-- GIVEN DATA start --
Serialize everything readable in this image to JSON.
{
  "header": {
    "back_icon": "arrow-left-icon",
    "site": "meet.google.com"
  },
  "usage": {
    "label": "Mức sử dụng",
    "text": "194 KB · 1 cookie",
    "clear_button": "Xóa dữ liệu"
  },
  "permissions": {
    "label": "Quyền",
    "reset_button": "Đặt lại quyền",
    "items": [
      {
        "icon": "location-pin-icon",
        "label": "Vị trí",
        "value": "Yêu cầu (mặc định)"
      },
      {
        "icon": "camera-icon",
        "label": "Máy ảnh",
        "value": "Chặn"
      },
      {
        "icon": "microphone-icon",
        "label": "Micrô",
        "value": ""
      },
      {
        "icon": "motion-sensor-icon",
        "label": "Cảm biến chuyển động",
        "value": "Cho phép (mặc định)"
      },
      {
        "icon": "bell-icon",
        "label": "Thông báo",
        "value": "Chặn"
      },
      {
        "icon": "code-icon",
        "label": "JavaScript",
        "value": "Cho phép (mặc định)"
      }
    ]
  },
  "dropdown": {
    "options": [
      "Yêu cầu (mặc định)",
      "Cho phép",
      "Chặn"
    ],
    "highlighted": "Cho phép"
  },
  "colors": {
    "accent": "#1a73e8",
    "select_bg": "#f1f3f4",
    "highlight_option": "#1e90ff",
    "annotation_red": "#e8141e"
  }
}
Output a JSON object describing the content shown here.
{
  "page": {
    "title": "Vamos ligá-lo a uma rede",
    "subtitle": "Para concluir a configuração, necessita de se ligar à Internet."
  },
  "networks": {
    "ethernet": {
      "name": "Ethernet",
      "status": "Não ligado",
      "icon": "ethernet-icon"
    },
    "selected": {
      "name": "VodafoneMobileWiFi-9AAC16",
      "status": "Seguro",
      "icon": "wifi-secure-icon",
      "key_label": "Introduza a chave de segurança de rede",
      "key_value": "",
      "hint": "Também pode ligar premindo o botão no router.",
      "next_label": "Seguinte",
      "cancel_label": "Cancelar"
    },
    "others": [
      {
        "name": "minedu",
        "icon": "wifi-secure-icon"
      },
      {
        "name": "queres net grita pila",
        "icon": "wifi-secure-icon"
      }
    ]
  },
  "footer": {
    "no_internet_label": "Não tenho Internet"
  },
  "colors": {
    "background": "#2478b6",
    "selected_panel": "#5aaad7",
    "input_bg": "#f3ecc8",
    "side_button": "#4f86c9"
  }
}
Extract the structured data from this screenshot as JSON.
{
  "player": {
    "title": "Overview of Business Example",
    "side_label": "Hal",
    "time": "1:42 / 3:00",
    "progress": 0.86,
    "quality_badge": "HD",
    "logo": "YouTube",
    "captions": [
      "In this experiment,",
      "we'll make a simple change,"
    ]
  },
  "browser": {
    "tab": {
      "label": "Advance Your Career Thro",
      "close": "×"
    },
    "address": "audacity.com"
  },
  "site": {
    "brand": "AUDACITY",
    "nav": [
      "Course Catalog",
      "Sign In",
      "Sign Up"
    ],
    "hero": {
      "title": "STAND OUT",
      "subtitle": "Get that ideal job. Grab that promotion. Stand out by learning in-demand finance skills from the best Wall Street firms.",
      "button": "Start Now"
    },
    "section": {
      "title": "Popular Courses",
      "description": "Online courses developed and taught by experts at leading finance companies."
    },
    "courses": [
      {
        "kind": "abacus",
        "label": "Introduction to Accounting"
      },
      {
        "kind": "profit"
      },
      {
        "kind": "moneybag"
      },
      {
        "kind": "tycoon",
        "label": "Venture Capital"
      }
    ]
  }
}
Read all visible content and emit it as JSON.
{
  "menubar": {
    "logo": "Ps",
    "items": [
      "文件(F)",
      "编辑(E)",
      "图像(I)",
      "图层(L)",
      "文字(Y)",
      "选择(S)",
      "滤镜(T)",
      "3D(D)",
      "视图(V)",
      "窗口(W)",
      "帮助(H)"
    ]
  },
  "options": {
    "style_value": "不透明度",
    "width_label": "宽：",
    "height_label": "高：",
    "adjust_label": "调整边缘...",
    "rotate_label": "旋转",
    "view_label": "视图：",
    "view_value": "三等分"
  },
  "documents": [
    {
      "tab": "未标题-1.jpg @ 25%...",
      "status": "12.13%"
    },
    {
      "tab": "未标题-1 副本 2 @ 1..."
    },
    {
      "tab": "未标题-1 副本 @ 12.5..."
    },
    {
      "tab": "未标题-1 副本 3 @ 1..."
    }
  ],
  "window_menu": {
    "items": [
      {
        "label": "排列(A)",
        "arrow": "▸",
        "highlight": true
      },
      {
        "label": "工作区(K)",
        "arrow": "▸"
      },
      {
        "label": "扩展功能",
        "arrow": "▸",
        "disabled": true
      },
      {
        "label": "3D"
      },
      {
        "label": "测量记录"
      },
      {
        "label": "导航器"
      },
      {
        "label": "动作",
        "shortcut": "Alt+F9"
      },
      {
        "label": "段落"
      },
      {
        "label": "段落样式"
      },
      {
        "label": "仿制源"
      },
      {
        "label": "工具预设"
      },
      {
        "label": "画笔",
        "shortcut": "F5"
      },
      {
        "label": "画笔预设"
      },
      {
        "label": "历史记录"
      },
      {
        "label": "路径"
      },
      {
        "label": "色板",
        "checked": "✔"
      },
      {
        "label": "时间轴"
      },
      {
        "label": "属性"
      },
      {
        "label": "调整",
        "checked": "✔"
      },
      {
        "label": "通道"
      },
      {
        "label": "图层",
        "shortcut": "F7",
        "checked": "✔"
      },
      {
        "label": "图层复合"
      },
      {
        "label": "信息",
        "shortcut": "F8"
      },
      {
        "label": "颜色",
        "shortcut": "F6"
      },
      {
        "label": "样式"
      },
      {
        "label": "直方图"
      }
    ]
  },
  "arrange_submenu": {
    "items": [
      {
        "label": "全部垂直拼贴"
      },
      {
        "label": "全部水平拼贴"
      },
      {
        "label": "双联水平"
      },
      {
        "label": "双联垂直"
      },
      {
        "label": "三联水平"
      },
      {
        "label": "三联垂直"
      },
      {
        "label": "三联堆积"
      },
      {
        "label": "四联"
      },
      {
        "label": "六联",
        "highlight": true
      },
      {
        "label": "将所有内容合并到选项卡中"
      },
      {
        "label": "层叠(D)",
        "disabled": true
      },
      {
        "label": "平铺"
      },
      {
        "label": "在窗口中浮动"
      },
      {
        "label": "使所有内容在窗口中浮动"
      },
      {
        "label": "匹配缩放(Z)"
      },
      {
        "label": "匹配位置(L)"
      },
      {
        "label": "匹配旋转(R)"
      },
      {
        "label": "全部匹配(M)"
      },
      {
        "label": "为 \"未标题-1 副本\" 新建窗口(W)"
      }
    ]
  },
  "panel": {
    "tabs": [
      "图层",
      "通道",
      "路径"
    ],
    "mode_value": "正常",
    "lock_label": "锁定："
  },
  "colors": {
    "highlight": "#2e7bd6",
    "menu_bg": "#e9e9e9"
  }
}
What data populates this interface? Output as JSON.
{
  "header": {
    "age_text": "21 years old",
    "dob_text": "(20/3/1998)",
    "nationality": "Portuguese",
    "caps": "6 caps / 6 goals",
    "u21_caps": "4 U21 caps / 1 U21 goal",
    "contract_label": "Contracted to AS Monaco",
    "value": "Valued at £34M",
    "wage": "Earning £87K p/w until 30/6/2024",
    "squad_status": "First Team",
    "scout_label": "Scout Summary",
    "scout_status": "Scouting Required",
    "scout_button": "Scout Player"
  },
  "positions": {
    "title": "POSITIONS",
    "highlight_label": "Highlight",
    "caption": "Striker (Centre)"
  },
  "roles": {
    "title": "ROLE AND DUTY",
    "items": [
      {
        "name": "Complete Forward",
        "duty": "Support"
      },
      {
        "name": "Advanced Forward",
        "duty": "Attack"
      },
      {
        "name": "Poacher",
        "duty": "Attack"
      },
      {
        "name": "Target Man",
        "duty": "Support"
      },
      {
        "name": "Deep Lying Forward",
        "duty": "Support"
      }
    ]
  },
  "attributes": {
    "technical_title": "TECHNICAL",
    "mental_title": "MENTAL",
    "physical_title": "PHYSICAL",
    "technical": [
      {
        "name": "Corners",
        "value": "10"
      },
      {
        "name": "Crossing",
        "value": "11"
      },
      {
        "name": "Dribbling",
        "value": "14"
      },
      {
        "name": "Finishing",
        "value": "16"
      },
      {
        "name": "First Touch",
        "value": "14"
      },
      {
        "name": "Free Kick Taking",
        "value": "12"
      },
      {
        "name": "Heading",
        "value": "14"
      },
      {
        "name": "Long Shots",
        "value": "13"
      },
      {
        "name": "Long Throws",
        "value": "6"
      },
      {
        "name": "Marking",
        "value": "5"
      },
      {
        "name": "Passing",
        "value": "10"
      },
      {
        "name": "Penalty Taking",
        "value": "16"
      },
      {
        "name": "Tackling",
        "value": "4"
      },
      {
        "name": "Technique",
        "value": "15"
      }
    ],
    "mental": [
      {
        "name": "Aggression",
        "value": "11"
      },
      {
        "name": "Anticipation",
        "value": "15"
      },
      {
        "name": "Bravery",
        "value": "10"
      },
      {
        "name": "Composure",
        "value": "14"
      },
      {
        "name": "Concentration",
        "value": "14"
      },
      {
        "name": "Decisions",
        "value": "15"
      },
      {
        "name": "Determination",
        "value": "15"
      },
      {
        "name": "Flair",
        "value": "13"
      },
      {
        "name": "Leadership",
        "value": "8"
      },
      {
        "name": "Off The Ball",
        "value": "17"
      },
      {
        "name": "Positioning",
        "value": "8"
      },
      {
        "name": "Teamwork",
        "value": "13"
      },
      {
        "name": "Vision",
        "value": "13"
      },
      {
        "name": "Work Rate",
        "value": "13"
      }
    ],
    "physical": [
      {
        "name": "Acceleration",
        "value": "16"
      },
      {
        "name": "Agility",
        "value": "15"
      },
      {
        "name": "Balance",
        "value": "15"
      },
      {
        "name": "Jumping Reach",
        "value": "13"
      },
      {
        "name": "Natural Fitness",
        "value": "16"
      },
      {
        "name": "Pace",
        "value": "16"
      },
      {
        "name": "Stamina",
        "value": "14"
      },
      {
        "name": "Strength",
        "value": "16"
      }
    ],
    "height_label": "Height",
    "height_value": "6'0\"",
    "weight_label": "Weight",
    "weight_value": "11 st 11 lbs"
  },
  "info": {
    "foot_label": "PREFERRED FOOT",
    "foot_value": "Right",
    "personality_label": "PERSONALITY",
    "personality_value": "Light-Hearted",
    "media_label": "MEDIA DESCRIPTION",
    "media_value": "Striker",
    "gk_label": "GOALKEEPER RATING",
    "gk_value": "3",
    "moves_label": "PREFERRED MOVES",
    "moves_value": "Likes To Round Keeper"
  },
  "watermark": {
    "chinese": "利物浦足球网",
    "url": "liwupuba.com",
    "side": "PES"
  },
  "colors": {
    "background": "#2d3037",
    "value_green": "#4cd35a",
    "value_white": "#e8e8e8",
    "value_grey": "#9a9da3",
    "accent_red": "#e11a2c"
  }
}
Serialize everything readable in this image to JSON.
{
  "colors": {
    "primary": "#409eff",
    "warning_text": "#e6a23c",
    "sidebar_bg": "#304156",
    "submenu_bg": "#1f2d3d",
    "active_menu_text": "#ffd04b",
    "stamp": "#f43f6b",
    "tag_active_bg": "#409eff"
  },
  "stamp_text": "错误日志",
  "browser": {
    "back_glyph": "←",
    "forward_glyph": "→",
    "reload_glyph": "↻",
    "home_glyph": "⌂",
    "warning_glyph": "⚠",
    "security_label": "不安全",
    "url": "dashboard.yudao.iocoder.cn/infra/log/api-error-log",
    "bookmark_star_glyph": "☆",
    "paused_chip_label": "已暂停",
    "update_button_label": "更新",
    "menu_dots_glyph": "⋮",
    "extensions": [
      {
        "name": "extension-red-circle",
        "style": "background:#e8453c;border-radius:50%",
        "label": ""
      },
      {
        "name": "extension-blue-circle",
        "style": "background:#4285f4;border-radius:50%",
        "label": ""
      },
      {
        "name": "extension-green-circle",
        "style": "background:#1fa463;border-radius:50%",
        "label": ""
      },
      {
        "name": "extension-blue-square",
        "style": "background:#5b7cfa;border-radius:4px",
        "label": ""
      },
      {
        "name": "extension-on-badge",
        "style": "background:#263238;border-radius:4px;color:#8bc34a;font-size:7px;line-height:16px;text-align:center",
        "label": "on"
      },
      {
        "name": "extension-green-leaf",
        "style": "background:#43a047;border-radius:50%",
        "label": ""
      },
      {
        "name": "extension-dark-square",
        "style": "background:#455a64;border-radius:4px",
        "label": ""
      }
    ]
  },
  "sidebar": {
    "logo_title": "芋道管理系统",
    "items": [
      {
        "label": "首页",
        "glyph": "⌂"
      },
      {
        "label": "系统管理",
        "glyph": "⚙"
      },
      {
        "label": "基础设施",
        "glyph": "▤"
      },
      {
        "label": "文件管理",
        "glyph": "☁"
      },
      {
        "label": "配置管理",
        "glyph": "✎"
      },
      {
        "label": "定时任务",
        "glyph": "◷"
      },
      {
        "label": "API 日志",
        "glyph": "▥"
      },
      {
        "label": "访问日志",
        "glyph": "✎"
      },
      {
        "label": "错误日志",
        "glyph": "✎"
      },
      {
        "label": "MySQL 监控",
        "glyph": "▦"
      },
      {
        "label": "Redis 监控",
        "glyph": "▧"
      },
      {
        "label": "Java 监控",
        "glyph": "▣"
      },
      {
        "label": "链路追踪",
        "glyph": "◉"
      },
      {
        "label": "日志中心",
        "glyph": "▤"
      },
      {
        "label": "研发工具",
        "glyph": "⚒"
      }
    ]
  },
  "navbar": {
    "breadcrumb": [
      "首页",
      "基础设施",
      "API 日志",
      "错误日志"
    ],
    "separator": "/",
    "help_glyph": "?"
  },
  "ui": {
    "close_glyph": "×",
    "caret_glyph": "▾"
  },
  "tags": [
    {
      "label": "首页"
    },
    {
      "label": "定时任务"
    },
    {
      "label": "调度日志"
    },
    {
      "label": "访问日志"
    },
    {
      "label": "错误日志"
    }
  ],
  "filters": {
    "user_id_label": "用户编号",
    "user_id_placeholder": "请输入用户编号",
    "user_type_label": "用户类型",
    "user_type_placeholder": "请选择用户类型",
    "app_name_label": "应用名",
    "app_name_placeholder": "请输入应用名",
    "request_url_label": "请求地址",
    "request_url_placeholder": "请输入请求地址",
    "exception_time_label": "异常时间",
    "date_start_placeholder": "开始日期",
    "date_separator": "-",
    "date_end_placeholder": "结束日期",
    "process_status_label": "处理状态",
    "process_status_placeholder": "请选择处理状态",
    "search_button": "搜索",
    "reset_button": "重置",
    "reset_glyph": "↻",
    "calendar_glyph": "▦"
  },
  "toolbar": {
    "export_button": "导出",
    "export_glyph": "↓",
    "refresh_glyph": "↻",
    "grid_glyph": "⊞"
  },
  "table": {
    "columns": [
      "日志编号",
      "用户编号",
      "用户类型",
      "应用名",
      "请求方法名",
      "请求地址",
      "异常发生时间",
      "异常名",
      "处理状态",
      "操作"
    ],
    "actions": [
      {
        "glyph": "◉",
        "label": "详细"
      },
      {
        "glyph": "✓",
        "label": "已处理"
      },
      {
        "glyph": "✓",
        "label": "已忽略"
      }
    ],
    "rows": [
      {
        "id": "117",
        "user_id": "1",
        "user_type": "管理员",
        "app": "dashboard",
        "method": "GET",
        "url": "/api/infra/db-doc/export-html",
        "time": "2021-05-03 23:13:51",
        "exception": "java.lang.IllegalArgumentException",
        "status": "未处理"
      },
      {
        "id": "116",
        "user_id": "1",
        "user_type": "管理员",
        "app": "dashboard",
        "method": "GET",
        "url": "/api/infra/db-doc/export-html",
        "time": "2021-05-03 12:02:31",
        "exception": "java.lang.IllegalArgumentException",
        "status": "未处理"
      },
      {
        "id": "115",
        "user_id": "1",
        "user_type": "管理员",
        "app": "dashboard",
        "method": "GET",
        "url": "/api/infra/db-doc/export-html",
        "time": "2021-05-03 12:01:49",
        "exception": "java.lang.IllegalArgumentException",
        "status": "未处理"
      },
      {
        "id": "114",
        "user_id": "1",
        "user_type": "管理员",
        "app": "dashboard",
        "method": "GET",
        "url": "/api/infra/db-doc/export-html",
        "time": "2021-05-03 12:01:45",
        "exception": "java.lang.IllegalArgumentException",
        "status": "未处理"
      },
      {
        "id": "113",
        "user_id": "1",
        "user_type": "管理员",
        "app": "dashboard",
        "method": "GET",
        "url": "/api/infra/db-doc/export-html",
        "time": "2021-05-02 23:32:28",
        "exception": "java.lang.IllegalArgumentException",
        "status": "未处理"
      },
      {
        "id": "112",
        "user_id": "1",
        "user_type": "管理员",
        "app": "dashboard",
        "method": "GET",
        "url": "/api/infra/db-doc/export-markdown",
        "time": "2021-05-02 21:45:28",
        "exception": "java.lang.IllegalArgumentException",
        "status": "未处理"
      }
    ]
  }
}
-- GIVEN DATA end --
▶ _WHAT TO DO_
Copy out every line that includes the word "arrow".

▶ _RESULT OF THIS TASK_
    "back_icon": "arrow-left-icon",
        "arrow": "▸",
        "arrow": "▸"
        "arrow": "▸",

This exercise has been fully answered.